*** Opening SOURCE DOCUMENT ***

Two programs at the University of Notre Dame seek to instill in undergraduates a knowledge of and respect for civic education and institutions that support a free people.
The Potenziani Program in Constitutional Studies and The Tocqueville Program for the Inquiry Into Religion and Public Life are directed by Associate Professor Vincent Phillip Muñoz, a political scientist with a strong background in American constitutionalism and religious liberty. His well-received book, “God and the Founders: Madison, Washington, and Jefferson,” explores the views of key American Founders on the relationship between religion and government.
The Constitutional Studies Minor gives students the opportunity to “engage in learning and discussion about constitutionalism, including church-state issues and First Amendment rights,” Muñoz says. The courses are “neither liberal nor conservative in a narrow political sense” but instead “help students appreciate our political heritage by introducing them to the great debates in American political and constitutional history.”
Students study texts such as “The Federalist Papers,” the Lincoln-Douglas debates, and great speeches in American history, along with important topics such as the necessary moral virtues required to secure the conditions of freedom. Courses for the Spring 2021 semester include an exploration of presidents ranging from Franklin D. Roosevelt to Barack Obama and a study of constitutional controversies revolving around race.
Soren Grefenstette, a former student who now works for the Constitutional Studies Program, calls it “a home for rigorous discussion on the most important social, cultural, and constitutional debates of our time. You would be hard-pressed to find programs more dedicated to cultivating citizenship, civic engagement, and civil debate for students than the Tocqueville and Constitutional Studies programs.”
The Constitutional Studies Program features links to important resources such as a web portal that explores how thinkers across time have understood natural law and its place in constitutionalism. It also provides links to scholarly quarterlies such as American Political Thought.
Students minoring in Constitutional Studies are invited to participate in a sister program, The Tocqueville Program, which “seeks to nurture informed conversation, learning and scholarship about the fundamental principles of a decent and just political regime with a particular focus on religious liberty.” Tocqueville fellows meet for weekend seminars and private discussions with notable visiting speakers, and they hold regular lunches with Notre Dame faculty, among other planned events and activities.

*** Closing SOURCE DOCUMENT ***

ACTIONS TO TAKE
[A] Quote the passage of the article on Notre Dame's civic education programs between "The Potenziani Program" and "religion and government.", inclusive.
[B] Name each American Founder whose views are covered in the book mentioned in the article on Notre Dame's civic education programs.
[C] Write what comes next in the article on Notre Dame's civic education programs, picking up after its final sentence.
The material that follows was drawn from a separate source.

*** Opening STUDY MATERIAL ***

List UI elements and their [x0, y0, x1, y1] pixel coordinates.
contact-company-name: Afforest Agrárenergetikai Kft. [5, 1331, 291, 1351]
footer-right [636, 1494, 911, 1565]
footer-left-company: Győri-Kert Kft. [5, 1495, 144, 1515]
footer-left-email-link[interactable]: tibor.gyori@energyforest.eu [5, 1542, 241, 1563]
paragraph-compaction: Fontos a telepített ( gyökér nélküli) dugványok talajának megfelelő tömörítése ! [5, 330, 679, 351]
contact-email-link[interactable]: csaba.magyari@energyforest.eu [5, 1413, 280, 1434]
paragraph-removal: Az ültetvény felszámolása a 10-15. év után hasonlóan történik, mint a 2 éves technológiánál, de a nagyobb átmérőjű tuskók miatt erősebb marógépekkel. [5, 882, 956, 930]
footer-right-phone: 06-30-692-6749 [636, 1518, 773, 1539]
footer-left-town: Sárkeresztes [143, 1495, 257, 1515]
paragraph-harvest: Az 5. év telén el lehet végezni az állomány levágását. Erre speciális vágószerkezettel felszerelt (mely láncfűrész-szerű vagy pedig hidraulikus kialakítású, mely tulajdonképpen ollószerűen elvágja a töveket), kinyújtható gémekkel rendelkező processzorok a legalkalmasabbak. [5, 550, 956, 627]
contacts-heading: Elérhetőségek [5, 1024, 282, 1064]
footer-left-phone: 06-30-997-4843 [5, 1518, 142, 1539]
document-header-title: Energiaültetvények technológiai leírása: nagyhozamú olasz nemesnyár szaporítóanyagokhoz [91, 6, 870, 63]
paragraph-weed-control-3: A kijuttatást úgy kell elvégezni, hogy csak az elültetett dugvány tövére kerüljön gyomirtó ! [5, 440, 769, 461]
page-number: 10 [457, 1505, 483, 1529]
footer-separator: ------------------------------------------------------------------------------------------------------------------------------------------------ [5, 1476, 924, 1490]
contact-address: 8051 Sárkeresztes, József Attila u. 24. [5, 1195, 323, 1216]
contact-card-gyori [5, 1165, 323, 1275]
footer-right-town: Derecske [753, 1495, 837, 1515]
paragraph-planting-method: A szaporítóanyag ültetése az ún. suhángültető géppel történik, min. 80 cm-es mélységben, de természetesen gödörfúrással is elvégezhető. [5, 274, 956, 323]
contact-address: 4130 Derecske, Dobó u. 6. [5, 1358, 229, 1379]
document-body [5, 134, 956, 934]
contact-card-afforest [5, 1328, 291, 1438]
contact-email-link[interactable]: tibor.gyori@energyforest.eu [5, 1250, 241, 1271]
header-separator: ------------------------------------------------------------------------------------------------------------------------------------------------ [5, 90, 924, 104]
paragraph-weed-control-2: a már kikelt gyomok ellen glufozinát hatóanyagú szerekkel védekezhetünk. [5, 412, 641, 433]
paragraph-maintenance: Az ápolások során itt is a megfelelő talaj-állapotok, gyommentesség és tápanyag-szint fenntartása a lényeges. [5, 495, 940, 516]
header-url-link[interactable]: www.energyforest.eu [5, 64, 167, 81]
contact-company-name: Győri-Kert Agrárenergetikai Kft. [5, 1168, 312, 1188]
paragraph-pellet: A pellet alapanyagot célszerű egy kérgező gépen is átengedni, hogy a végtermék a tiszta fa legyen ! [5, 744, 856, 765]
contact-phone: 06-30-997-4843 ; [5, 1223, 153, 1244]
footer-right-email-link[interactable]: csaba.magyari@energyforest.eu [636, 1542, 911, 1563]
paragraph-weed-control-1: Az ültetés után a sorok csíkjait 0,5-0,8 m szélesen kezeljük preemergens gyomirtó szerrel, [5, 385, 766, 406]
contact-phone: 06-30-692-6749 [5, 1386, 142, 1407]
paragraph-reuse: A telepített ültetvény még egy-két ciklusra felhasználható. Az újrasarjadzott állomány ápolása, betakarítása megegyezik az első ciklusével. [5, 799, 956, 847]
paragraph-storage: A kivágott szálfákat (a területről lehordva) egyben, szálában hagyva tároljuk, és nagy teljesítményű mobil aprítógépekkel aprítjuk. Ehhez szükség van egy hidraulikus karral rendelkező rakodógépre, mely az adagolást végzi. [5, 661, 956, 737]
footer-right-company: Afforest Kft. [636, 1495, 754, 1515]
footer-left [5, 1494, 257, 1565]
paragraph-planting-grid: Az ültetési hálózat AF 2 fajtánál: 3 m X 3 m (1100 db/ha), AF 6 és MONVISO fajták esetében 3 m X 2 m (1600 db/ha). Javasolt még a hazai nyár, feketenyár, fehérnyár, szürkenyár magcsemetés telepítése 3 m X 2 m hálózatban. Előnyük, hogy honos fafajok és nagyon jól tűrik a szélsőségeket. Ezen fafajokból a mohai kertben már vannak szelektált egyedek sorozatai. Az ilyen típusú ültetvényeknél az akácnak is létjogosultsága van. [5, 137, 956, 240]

*** Closing STUDY MATERIAL ***

ANSWERS PER TASK
[A]
The Potenziani Program in Constitutional Studies and The Tocqueville Program for the Inquiry Into Religion and Public Life are directed by Associate Professor Vincent Phillip Muñoz, a political scientist with a strong background in American constitutionalism and religious liberty. His well-received book, “God and the Founders: Madison, Washington, and Jefferson,” explores the views of key American Founders on the relationship between religion and government.

[B] Madison, Washington, Jefferson

[C]
Muñoz’s favorite memory during his time overseeing the Tocqueville Program was when he hosted Supreme Court Associate Justice Clarence Thomas. Speaking to students on a diverse range of topics – “from why (one student thought) the Justice had erred in a recent Equal Protection Clause case to whether Notre Dame would have beat Nebraska in football that year,” Muñoz recalls – Thomas blew past his scheduled time, making the law school faculty wait for a planned lunch discussion. By regularly interacting with politicians and other public officials, fellows can witness how these leaders conduct themselves and see their jobs.
“If by talking to a congresswoman or senator, we inspire a Notre Dame student to later run for office for noble reasons,” Muñoz comments, “we have contributed to the political common good. And if I have done my job, that former student will be knowledgeable about our constitutional principles, having learned them in my class.”
A unique aspect of the Tocqueville Program, Muñoz says, is that “a third of our students are business students,” a fact he sees as “extraordinarily important,” since it is imperative that “future leaders of industry understand the principles of constitutional government” and “better appreciate free speech in a principled manner.”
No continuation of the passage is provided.